--- START SUPPLIED ENTRIES ---

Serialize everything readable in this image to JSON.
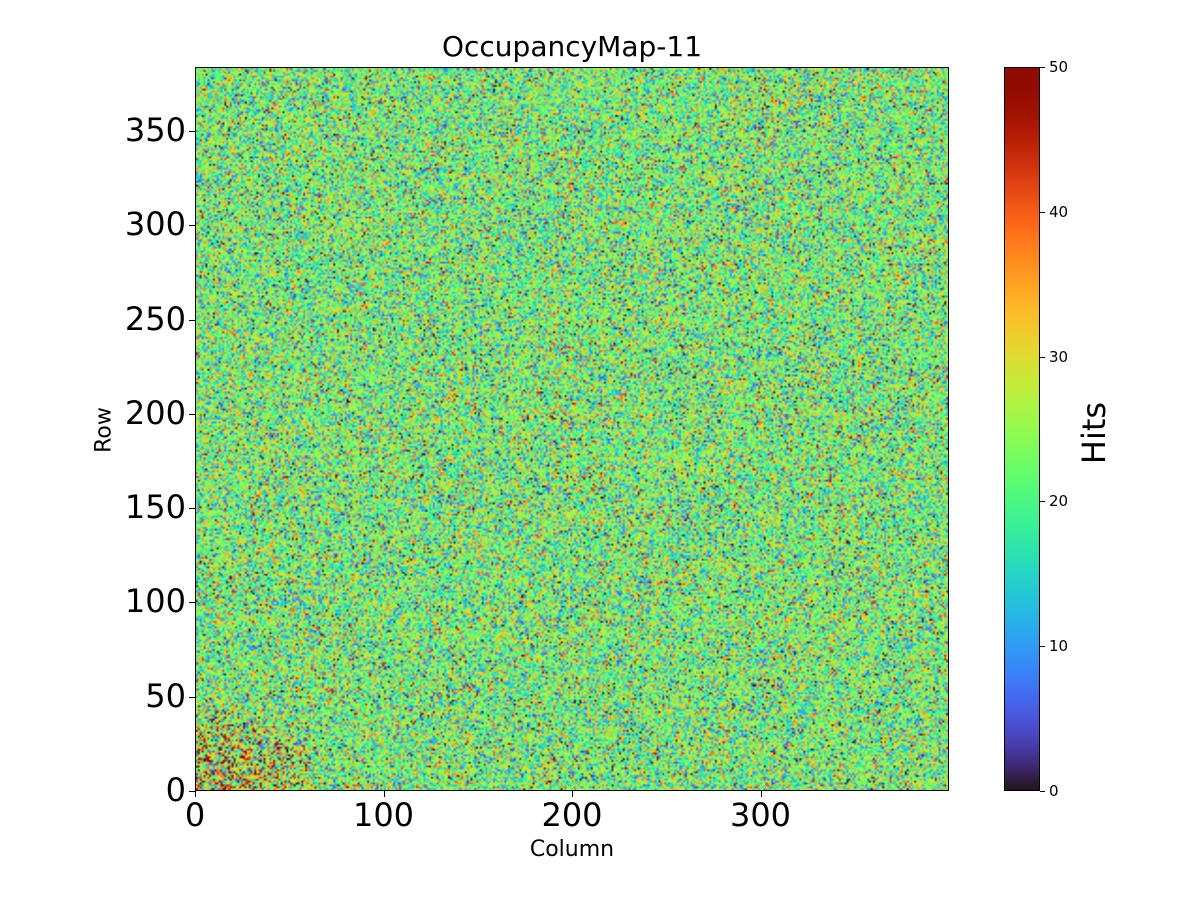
{
  "chart_data": {
    "type": "heatmap",
    "title": "OccupancyMap-11",
    "xlabel": "Column",
    "ylabel": "Row",
    "colorbar_label": "Hits",
    "colormap": "turbo",
    "xlim": [
      0,
      400
    ],
    "ylim": [
      0,
      384
    ],
    "clim": [
      0,
      50
    ],
    "n_columns": 400,
    "n_rows": 384,
    "xticks": [
      "0",
      "100",
      "200",
      "300"
    ],
    "xtick_values": [
      0,
      100,
      200,
      300
    ],
    "yticks": [
      "0",
      "50",
      "100",
      "150",
      "200",
      "250",
      "300",
      "350"
    ],
    "ytick_values": [
      0,
      50,
      100,
      150,
      200,
      250,
      300,
      350
    ],
    "cbar_ticks": [
      "0",
      "10",
      "20",
      "30",
      "40",
      "50"
    ],
    "cbar_tick_values": [
      0,
      10,
      20,
      30,
      40,
      50
    ],
    "distribution": {
      "mean_hits": 22,
      "std_hits": 9
    },
    "hotspot": {
      "columns": [
        0,
        60
      ],
      "rows": [
        0,
        40
      ],
      "mean_hits": 38
    }
  }
}
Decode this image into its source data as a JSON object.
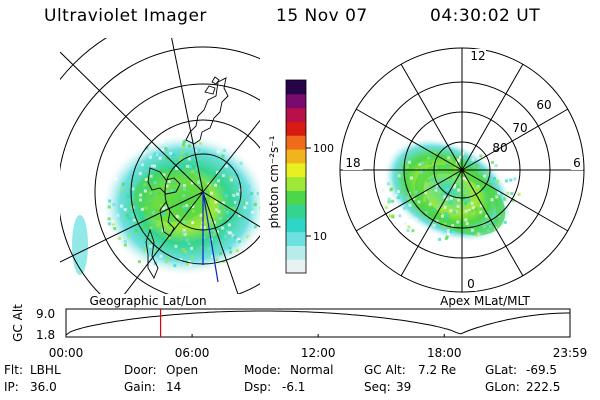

--- END SUPPLIED ENTRIES ---

TASK DESCRIPTION:
Any pictures should be dropped; transcribe the rest of the records above exactly.

WRITTEN ANSWER:
Serialize everything readable in this image to JSON.
{
  "chart_data": {
    "type": "heatmap",
    "title": "OccupancyMap-11",
    "xlabel": "Column",
    "ylabel": "Row",
    "colorbar_label": "Hits",
    "colormap": "turbo",
    "xlim": [
      0,
      400
    ],
    "ylim": [
      0,
      384
    ],
    "clim": [
      0,
      50
    ],
    "n_columns": 400,
    "n_rows": 384,
    "xticks": [
      "0",
      "100",
      "200",
      "300"
    ],
    "xtick_values": [
      0,
      100,
      200,
      300
    ],
    "yticks": [
      "0",
      "50",
      "100",
      "150",
      "200",
      "250",
      "300",
      "350"
    ],
    "ytick_values": [
      0,
      50,
      100,
      150,
      200,
      250,
      300,
      350
    ],
    "cbar_ticks": [
      "0",
      "10",
      "20",
      "30",
      "40",
      "50"
    ],
    "cbar_tick_values": [
      0,
      10,
      20,
      30,
      40,
      50
    ],
    "distribution": {
      "mean_hits": 22,
      "std_hits": 9
    },
    "hotspot": {
      "columns": [
        0,
        60
      ],
      "rows": [
        0,
        40
      ],
      "mean_hits": 38
    }
  }
}
Decode this image into its source data as a JSON object.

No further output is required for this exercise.